**Given instruction**.
Copy every line in the records below that contains the word "label".

===== Given records

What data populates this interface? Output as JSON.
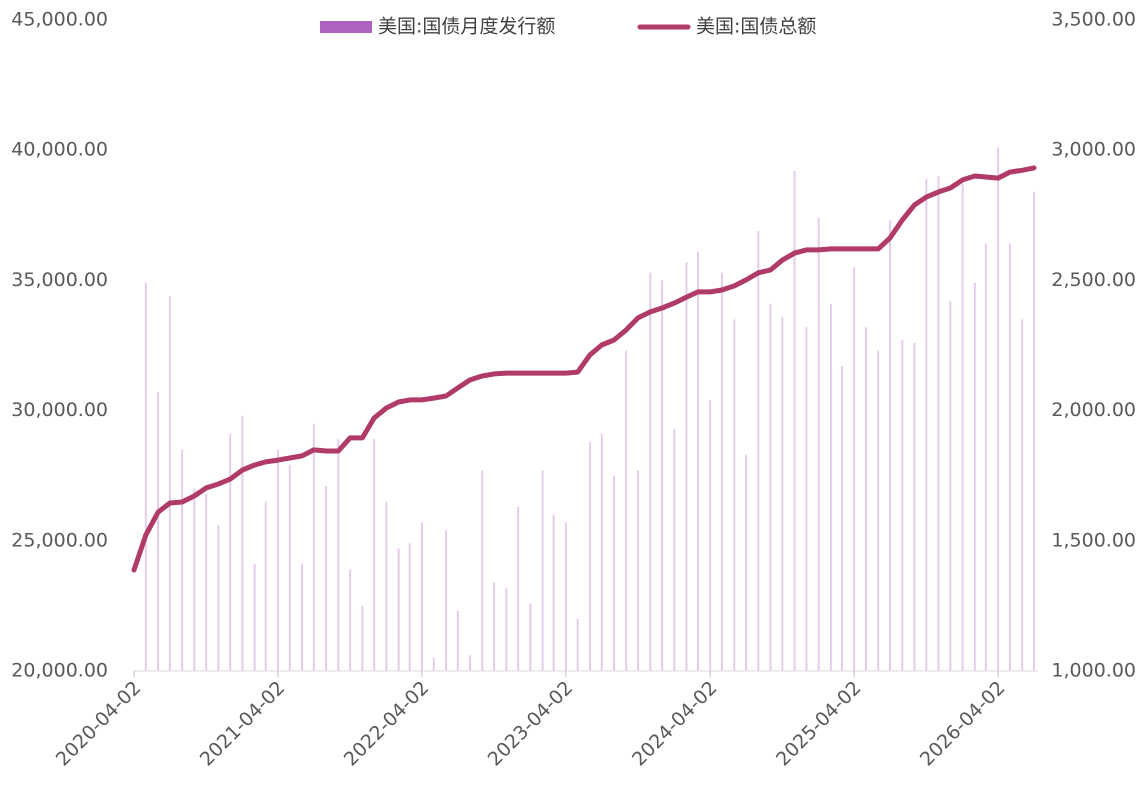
{
  "chart_data": {
    "type": "bar-line",
    "x": [
      "2020-04-02",
      "2020-05-02",
      "2020-06-02",
      "2020-07-02",
      "2020-08-02",
      "2020-09-02",
      "2020-10-02",
      "2020-11-02",
      "2020-12-02",
      "2021-01-02",
      "2021-02-02",
      "2021-03-02",
      "2021-04-02",
      "2021-05-02",
      "2021-06-02",
      "2021-07-02",
      "2021-08-02",
      "2021-09-02",
      "2021-10-02",
      "2021-11-02",
      "2021-12-02",
      "2022-01-02",
      "2022-02-02",
      "2022-03-02",
      "2022-04-02",
      "2022-05-02",
      "2022-06-02",
      "2022-07-02",
      "2022-08-02",
      "2022-09-02",
      "2022-10-02",
      "2022-11-02",
      "2022-12-02",
      "2023-01-02",
      "2023-02-02",
      "2023-03-02",
      "2023-04-02",
      "2023-05-02",
      "2023-06-02",
      "2023-07-02",
      "2023-08-02",
      "2023-09-02",
      "2023-10-02",
      "2023-11-02",
      "2023-12-02",
      "2024-01-02",
      "2024-02-02",
      "2024-03-02",
      "2024-04-02",
      "2024-05-02",
      "2024-06-02",
      "2024-07-02",
      "2024-08-02",
      "2024-09-02",
      "2024-10-02",
      "2024-11-02",
      "2024-12-02",
      "2025-01-02",
      "2025-02-02",
      "2025-03-02",
      "2025-04-02",
      "2025-05-02",
      "2025-06-02",
      "2025-07-02",
      "2025-08-02",
      "2025-09-02",
      "2025-10-02",
      "2025-11-02",
      "2025-12-02",
      "2026-01-02",
      "2026-02-02",
      "2026-03-02",
      "2026-04-02",
      "2026-05-02",
      "2026-06-02",
      "2026-07-02"
    ],
    "series": [
      {
        "name": "美国:国债月度发行额",
        "color": "#e6cceb",
        "axis": "y2",
        "values": [
          null,
          2490,
          2070,
          2440,
          1850,
          1700,
          1680,
          1560,
          1910,
          1980,
          1410,
          1650,
          1850,
          1790,
          1410,
          1950,
          1710,
          1890,
          1390,
          1250,
          1890,
          1650,
          1470,
          1490,
          1570,
          1050,
          1540,
          1230,
          1060,
          1770,
          1340,
          1320,
          1630,
          1260,
          1770,
          1600,
          1570,
          1200,
          1880,
          1910,
          1750,
          2230,
          1770,
          2530,
          2500,
          1930,
          2570,
          2610,
          2040,
          2530,
          2350,
          1830,
          2690,
          2410,
          2360,
          2920,
          2320,
          2740,
          2410,
          2170,
          2550,
          2320,
          2230,
          2730,
          2270,
          2260,
          2890,
          2900,
          2420,
          2870,
          2490,
          2640,
          3010,
          2640,
          2350,
          2840
        ]
      },
      {
        "name": "美国:国债总额",
        "color": "#b03a68",
        "values": [
          23880,
          25220,
          26100,
          26450,
          26490,
          26720,
          27030,
          27180,
          27370,
          27720,
          27910,
          28030,
          28100,
          28180,
          28260,
          28490,
          28450,
          28450,
          28950,
          28950,
          29720,
          30100,
          30330,
          30410,
          30410,
          30480,
          30560,
          30870,
          31180,
          31330,
          31410,
          31440,
          31440,
          31440,
          31440,
          31440,
          31440,
          31480,
          32140,
          32520,
          32710,
          33100,
          33560,
          33790,
          33940,
          34130,
          34360,
          34560,
          34560,
          34630,
          34790,
          35020,
          35290,
          35400,
          35780,
          36050,
          36170,
          36170,
          36210,
          36210,
          36210,
          36210,
          36210,
          36630,
          37320,
          37900,
          38200,
          38400,
          38550,
          38860,
          39010,
          38970,
          38930,
          39160,
          39230,
          39320
        ]
      }
    ],
    "xlim": [
      "2020-04-02",
      "2026-07-02"
    ],
    "xticks": [
      "2020-04-02",
      "2021-04-02",
      "2022-04-02",
      "2023-04-02",
      "2024-04-02",
      "2025-04-02",
      "2026-04-02"
    ],
    "ylim": [
      20000,
      45000
    ],
    "yticks": [
      {
        "value": 20000,
        "label": "20,000.00"
      },
      {
        "value": 25000,
        "label": "25,000.00"
      },
      {
        "value": 30000,
        "label": "30,000.00"
      },
      {
        "value": 35000,
        "label": "35,000.00"
      },
      {
        "value": 40000,
        "label": "40,000.00"
      },
      {
        "value": 45000,
        "label": "45,000.00"
      }
    ],
    "y2lim": [
      1000,
      3500
    ],
    "y2ticks": [
      {
        "value": 1000,
        "label": "1,000.00"
      },
      {
        "value": 1500,
        "label": "1,500.00"
      },
      {
        "value": 2000,
        "label": "2,000.00"
      },
      {
        "value": 2500,
        "label": "2,500.00"
      },
      {
        "value": 3000,
        "label": "3,000.00"
      },
      {
        "value": 3500,
        "label": "3,500.00"
      }
    ],
    "legend": "top"
  }
}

==========

**Complete output**.
        "label": "20,000.00"
        "label": "25,000.00"
        "label": "30,000.00"
        "label": "35,000.00"
        "label": "40,000.00"
        "label": "45,000.00"
        "label": "1,000.00"
        "label": "1,500.00"
        "label": "2,000.00"
        "label": "2,500.00"
        "label": "3,000.00"
        "label": "3,500.00"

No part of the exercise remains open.